> [Stored rows]:
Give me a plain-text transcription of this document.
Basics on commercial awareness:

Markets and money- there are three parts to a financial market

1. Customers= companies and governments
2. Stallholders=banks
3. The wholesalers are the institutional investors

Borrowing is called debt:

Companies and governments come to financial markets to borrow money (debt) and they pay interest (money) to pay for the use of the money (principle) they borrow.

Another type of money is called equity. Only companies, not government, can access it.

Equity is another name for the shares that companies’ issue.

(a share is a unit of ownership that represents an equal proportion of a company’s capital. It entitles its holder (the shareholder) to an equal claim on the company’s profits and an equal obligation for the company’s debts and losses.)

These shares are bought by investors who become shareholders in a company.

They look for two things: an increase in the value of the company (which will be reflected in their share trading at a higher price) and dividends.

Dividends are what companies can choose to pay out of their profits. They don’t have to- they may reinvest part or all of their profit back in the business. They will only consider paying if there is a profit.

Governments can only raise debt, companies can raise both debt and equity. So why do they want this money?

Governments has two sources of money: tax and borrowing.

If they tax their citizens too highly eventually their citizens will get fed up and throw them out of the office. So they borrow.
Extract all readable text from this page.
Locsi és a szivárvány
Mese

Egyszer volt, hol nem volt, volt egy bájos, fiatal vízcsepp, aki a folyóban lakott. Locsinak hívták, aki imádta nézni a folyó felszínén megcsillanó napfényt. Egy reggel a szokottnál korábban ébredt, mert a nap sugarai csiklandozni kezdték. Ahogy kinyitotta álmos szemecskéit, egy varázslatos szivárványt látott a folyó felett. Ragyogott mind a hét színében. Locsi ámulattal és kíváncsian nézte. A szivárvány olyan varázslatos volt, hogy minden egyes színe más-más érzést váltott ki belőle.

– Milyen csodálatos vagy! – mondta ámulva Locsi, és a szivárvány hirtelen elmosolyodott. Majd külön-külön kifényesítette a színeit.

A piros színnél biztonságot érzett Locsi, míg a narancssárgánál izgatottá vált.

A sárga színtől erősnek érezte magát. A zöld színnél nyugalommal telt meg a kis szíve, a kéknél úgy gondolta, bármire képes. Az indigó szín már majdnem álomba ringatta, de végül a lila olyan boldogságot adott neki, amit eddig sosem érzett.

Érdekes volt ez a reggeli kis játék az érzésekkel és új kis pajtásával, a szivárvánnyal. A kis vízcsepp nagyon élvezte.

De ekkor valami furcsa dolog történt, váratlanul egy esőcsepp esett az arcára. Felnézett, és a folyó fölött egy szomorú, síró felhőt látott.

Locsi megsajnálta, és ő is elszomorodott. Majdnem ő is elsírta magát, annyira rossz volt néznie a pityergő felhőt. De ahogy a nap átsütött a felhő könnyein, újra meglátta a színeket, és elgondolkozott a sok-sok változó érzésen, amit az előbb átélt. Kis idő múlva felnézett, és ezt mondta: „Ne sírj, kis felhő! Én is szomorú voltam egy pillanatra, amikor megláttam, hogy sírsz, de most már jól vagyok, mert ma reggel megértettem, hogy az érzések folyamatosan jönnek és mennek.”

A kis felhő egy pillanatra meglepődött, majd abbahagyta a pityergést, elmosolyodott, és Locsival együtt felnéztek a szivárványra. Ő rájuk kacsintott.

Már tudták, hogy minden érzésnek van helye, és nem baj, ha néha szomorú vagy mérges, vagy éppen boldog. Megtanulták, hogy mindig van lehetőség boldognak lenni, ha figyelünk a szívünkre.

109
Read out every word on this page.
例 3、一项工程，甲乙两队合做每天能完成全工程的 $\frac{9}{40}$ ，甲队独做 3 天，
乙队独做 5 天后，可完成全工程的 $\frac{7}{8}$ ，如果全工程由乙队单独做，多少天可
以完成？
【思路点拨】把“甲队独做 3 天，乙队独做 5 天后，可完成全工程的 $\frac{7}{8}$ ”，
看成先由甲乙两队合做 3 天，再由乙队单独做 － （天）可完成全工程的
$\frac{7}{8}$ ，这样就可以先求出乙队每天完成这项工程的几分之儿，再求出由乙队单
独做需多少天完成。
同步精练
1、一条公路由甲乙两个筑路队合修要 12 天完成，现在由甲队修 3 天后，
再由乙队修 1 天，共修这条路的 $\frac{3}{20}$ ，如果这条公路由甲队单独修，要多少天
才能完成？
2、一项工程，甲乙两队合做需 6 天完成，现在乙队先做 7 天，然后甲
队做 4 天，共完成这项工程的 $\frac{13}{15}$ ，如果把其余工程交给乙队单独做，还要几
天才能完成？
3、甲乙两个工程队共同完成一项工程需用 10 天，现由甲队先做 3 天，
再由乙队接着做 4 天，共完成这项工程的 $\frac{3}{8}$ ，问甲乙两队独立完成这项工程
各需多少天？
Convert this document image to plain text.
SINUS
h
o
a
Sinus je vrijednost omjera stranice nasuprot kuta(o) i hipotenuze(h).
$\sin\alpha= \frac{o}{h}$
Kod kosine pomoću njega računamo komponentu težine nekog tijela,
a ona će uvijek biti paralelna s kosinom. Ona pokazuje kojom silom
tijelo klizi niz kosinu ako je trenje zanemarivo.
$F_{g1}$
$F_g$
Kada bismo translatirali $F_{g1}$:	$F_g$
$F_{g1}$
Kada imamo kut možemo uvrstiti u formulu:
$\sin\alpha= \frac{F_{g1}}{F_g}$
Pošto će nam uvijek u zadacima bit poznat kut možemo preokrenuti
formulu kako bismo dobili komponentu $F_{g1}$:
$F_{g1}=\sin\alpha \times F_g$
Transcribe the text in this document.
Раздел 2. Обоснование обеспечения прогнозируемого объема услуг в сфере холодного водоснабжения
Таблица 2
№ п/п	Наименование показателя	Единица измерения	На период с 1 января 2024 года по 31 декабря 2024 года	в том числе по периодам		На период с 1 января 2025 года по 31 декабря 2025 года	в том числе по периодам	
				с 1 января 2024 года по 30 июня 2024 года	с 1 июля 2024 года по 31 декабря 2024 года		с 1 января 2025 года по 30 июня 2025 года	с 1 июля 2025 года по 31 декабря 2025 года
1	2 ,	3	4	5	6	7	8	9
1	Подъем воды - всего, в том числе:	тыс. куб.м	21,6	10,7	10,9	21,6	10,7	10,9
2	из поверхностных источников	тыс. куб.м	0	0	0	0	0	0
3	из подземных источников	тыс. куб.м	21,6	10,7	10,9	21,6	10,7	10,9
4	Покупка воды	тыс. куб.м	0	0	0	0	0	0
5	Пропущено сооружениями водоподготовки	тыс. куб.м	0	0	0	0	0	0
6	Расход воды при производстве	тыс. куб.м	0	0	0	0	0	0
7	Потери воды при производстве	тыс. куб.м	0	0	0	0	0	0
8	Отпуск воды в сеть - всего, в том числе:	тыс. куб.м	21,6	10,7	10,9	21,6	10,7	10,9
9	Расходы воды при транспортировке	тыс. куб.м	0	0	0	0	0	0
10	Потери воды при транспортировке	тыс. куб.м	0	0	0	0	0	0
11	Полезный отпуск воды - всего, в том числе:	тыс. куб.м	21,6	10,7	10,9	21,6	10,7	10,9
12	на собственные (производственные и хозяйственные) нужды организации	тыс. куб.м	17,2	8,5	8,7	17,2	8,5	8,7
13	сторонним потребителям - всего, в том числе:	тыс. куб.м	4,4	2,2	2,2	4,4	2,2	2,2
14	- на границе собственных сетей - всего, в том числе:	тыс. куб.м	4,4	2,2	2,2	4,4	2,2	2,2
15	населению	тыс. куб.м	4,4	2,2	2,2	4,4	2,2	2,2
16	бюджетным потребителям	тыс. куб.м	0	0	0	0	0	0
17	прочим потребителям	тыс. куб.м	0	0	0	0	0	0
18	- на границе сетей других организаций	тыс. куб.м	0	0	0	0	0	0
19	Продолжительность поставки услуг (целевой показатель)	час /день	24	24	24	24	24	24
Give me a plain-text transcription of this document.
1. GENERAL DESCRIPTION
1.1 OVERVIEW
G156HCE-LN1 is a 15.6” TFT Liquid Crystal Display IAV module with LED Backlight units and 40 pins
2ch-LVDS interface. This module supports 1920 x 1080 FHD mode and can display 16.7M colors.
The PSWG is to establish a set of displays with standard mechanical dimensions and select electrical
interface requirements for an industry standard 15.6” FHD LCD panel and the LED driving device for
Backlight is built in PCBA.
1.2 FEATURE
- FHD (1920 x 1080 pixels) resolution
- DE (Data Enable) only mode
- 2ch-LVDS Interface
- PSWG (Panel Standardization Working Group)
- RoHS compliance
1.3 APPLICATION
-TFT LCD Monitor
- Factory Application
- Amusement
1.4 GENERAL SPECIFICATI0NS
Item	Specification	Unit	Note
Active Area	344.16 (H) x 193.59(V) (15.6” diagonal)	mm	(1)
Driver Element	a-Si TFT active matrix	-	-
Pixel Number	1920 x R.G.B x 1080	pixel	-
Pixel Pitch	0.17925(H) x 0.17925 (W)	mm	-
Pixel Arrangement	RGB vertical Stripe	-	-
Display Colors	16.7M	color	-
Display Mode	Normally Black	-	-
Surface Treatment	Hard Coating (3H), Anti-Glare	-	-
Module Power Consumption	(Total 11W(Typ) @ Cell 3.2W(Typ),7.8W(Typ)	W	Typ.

> [Problem statement]: Go through the records. Copy each line where "investors" appears.

> [Response to the task]:
3. The wholesalers are the institutional investors
These shares are bought by investors who become shareholders in a company.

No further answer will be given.